Stored dataset items:
*****

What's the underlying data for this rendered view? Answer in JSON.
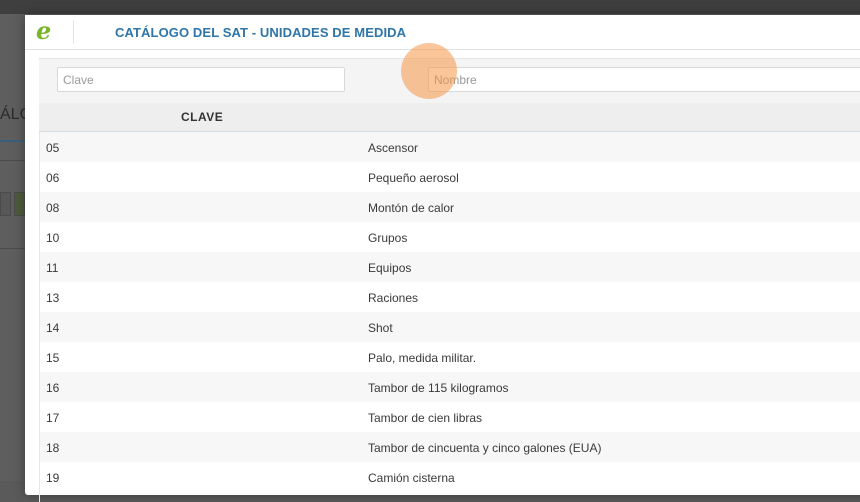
{
  "background": {
    "page_title_fragment": "ÁLO"
  },
  "modal": {
    "logo_text": "e",
    "title": "CATÁLOGO DEL SAT - UNIDADES DE MEDIDA"
  },
  "filters": {
    "clave_placeholder": "Clave",
    "nombre_placeholder": "Nombre"
  },
  "table": {
    "columns": [
      "CLAVE",
      ""
    ],
    "rows": [
      {
        "clave": "05",
        "nombre": "Ascensor"
      },
      {
        "clave": "06",
        "nombre": "Pequeño aerosol"
      },
      {
        "clave": "08",
        "nombre": "Montón de calor"
      },
      {
        "clave": "10",
        "nombre": "Grupos"
      },
      {
        "clave": "11",
        "nombre": "Equipos"
      },
      {
        "clave": "13",
        "nombre": "Raciones"
      },
      {
        "clave": "14",
        "nombre": "Shot"
      },
      {
        "clave": "15",
        "nombre": "Palo, medida militar."
      },
      {
        "clave": "16",
        "nombre": "Tambor de 115 kilogramos"
      },
      {
        "clave": "17",
        "nombre": "Tambor de cien libras"
      },
      {
        "clave": "18",
        "nombre": "Tambor de cincuenta y cinco galones (EUA)"
      },
      {
        "clave": "19",
        "nombre": "Camión cisterna"
      }
    ]
  },
  "colors": {
    "title_blue": "#2e75a8",
    "logo_green": "#7ab52b",
    "cursor_highlight": "#f59646"
  }
}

*****

Restate each line of the records exactly; pictures do not belong in the copy.

What's the underlying data for this rendered view? Answer in JSON.
{
  "background": {
    "page_title_fragment": "ÁLO"
  },
  "modal": {
    "logo_text": "e",
    "title": "CATÁLOGO DEL SAT - UNIDADES DE MEDIDA"
  },
  "filters": {
    "clave_placeholder": "Clave",
    "nombre_placeholder": "Nombre"
  },
  "table": {
    "columns": [
      "CLAVE",
      ""
    ],
    "rows": [
      {
        "clave": "05",
        "nombre": "Ascensor"
      },
      {
        "clave": "06",
        "nombre": "Pequeño aerosol"
      },
      {
        "clave": "08",
        "nombre": "Montón de calor"
      },
      {
        "clave": "10",
        "nombre": "Grupos"
      },
      {
        "clave": "11",
        "nombre": "Equipos"
      },
      {
        "clave": "13",
        "nombre": "Raciones"
      },
      {
        "clave": "14",
        "nombre": "Shot"
      },
      {
        "clave": "15",
        "nombre": "Palo, medida militar."
      },
      {
        "clave": "16",
        "nombre": "Tambor de 115 kilogramos"
      },
      {
        "clave": "17",
        "nombre": "Tambor de cien libras"
      },
      {
        "clave": "18",
        "nombre": "Tambor de cincuenta y cinco galones (EUA)"
      },
      {
        "clave": "19",
        "nombre": "Camión cisterna"
      }
    ]
  },
  "colors": {
    "title_blue": "#2e75a8",
    "logo_green": "#7ab52b",
    "cursor_highlight": "#f59646"
  }
}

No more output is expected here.